> **Instructions for the task**:
Count, in the entries below, the lines in which "right" occurs. Give the number, nothing more.

> **Listed records**:
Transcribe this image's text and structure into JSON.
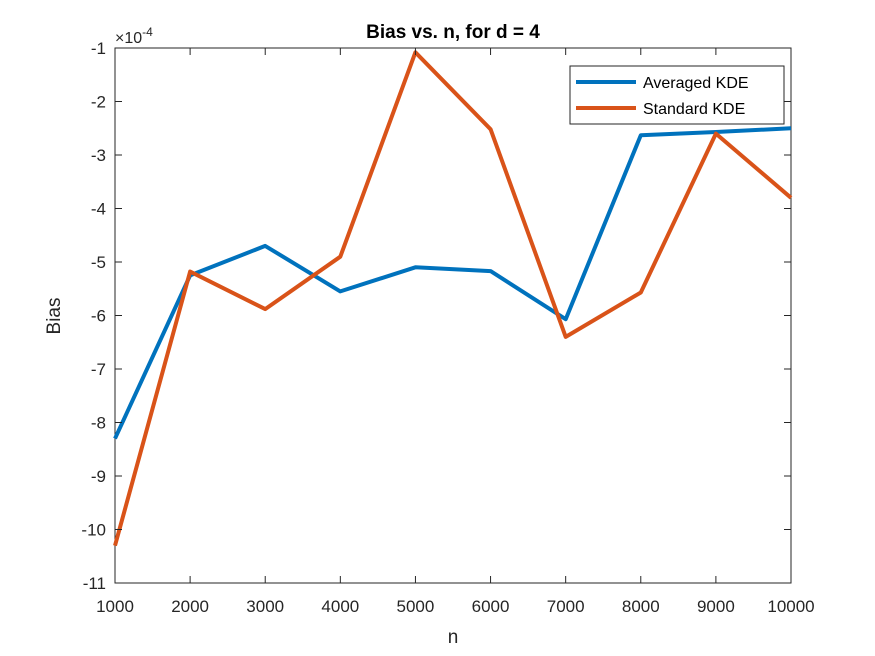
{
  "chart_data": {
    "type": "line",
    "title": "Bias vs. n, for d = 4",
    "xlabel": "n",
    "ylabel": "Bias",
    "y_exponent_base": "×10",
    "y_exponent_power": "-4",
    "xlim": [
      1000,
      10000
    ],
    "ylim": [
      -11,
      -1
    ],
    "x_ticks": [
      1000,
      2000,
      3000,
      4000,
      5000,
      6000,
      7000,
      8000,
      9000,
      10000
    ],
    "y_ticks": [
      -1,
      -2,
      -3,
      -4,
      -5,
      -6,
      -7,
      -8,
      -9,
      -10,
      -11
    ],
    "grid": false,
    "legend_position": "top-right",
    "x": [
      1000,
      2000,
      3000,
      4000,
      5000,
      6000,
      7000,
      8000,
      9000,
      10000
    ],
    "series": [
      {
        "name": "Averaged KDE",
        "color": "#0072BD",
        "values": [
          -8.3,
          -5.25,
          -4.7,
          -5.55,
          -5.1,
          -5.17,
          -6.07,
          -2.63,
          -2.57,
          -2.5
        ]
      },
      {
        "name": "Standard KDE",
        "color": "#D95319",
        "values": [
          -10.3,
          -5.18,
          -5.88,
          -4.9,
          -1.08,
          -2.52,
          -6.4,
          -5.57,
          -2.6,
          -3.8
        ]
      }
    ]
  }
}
* * *
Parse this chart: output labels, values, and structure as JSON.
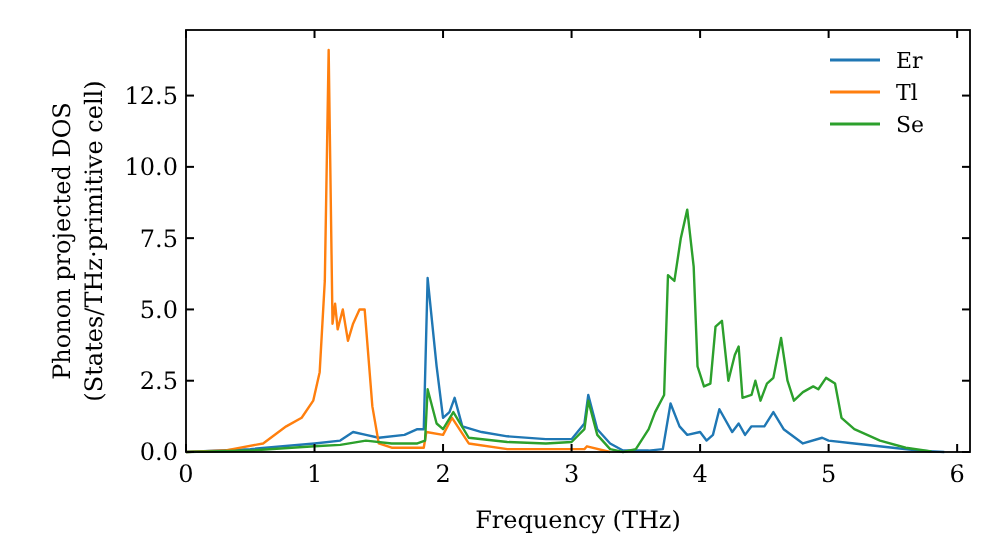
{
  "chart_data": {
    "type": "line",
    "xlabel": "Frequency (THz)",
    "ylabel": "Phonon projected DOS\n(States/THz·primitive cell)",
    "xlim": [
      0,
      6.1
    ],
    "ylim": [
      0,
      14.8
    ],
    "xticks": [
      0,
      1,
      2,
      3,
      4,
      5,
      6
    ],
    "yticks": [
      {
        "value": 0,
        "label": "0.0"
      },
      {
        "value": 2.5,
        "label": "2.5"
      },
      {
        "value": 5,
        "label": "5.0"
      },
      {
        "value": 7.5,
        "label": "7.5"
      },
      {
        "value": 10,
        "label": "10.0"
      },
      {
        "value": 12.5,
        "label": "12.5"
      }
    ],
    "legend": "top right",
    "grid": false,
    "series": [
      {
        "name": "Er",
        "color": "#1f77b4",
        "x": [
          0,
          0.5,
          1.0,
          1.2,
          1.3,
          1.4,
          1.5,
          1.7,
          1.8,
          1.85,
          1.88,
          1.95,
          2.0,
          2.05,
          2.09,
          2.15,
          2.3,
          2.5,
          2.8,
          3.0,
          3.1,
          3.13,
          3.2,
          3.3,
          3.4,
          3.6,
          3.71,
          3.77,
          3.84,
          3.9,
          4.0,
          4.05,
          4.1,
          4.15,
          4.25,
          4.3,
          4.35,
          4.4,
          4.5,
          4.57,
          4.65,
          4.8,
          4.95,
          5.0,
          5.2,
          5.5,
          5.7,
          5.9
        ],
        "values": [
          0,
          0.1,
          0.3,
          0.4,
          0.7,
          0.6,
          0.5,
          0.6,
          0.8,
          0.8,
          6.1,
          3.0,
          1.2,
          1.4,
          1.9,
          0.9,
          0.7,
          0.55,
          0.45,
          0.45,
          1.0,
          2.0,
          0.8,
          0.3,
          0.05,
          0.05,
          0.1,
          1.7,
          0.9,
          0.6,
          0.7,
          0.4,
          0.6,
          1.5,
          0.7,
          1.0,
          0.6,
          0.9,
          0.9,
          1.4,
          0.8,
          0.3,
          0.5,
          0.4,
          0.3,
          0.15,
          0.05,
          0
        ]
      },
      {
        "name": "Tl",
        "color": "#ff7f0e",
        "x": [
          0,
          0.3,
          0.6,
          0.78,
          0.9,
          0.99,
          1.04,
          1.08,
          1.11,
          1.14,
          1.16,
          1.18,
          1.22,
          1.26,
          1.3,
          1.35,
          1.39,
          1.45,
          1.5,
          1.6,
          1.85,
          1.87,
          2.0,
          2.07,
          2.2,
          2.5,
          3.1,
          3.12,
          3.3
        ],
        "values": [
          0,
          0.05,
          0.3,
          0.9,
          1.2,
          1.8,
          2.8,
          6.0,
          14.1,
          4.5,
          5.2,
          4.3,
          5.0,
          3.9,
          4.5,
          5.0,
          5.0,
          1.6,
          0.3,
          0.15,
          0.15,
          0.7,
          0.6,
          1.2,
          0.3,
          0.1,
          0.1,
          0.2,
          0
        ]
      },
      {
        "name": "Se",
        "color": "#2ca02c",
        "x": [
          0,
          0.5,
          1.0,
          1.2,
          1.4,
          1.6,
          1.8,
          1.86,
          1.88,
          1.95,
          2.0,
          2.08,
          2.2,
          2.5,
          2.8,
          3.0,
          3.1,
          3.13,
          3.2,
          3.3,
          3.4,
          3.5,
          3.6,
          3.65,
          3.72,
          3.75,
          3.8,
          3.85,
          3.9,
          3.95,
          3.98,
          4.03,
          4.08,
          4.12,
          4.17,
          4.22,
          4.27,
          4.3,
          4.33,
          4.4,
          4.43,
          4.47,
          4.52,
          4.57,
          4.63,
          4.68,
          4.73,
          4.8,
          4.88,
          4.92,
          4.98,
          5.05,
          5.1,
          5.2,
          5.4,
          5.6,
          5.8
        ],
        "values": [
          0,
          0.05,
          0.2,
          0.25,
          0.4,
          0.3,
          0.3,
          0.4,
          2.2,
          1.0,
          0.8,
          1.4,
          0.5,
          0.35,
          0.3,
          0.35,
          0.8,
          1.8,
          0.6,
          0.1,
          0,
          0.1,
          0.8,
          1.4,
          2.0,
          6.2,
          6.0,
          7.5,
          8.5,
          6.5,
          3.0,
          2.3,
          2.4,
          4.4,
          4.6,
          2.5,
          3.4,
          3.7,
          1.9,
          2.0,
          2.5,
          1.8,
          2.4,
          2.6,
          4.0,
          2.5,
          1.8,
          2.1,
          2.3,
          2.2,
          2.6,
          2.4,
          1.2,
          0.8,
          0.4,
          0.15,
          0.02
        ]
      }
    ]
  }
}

> **Result below**:
2